§ **EXTRACTED RECORDS**:

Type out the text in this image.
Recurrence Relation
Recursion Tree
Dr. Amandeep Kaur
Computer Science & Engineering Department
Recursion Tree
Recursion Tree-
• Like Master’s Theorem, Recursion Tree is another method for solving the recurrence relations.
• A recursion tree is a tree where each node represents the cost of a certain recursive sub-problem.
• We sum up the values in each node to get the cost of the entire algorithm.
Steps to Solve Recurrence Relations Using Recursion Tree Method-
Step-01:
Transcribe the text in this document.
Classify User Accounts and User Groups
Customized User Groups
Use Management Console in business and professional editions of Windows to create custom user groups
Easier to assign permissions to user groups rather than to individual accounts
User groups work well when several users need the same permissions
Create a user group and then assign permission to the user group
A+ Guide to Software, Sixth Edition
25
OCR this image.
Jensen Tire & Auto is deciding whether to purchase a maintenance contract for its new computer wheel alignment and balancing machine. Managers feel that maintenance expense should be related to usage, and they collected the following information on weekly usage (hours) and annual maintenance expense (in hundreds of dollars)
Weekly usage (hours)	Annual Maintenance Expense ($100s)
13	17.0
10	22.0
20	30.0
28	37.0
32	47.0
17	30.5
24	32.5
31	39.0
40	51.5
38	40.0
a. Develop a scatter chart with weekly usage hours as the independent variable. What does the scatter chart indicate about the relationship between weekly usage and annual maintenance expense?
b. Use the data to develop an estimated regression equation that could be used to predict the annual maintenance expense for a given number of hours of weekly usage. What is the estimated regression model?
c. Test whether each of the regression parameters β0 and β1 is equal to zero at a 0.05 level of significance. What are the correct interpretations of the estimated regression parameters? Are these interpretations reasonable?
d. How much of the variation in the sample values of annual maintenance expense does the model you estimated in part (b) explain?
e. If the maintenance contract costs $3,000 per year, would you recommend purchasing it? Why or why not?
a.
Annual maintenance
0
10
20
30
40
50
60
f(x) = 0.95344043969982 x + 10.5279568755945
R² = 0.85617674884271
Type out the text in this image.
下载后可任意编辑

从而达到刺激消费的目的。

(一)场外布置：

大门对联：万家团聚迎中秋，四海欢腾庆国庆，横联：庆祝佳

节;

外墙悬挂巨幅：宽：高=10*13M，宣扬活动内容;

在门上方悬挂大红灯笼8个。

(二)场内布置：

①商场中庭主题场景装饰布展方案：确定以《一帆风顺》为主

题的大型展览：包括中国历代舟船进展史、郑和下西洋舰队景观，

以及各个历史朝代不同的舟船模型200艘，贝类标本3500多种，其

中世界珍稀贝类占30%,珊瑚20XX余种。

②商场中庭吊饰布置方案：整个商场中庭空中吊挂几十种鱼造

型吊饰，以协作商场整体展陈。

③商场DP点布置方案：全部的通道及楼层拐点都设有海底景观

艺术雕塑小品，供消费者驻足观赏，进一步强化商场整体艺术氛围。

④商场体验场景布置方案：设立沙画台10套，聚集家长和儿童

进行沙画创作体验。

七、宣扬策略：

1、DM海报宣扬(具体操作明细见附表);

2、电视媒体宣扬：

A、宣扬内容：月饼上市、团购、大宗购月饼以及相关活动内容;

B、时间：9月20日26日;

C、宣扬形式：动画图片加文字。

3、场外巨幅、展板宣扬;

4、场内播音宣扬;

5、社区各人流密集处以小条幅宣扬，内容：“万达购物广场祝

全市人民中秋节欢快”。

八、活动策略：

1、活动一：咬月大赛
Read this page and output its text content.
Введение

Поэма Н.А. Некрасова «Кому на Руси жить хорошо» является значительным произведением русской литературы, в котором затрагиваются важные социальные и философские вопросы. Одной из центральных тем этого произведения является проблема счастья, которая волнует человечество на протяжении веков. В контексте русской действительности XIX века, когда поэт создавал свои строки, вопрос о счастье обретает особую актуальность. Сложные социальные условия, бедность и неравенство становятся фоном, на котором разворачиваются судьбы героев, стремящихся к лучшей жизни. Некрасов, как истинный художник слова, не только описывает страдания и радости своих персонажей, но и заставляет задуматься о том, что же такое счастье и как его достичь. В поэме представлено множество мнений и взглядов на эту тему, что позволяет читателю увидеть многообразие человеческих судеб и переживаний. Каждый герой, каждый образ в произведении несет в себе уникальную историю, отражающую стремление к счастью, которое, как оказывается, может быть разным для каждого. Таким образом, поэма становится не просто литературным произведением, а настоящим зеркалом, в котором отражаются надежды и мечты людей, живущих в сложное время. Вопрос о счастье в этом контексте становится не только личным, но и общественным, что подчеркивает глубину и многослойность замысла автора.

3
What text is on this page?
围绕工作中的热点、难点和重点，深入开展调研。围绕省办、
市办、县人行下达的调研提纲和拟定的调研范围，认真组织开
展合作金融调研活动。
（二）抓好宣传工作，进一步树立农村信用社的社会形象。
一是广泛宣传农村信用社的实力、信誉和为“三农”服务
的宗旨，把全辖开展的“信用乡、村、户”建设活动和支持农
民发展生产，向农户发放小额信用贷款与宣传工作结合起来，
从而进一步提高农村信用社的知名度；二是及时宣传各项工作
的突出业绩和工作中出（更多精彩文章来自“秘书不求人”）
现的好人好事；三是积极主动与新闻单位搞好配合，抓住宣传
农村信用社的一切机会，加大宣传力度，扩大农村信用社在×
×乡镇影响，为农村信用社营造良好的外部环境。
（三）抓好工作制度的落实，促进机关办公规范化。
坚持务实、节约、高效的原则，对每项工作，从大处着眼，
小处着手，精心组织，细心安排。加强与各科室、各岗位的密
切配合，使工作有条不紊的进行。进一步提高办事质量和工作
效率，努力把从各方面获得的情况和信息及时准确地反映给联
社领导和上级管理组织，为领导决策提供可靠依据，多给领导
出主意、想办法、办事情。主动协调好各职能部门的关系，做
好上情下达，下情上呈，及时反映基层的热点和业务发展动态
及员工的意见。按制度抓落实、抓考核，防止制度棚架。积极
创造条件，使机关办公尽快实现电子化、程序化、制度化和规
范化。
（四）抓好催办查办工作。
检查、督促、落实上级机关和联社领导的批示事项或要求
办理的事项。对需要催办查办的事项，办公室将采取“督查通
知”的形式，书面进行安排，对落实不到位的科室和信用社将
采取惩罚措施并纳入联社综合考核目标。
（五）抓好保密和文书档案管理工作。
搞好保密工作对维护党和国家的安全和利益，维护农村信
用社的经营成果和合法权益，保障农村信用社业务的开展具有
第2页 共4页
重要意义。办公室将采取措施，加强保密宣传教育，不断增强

§ **YOUR GOAL**: Provide the number of lines in these entries that hold the word "node", without any accompanying text.

§ **ANSWER FOR THE TASK**: 2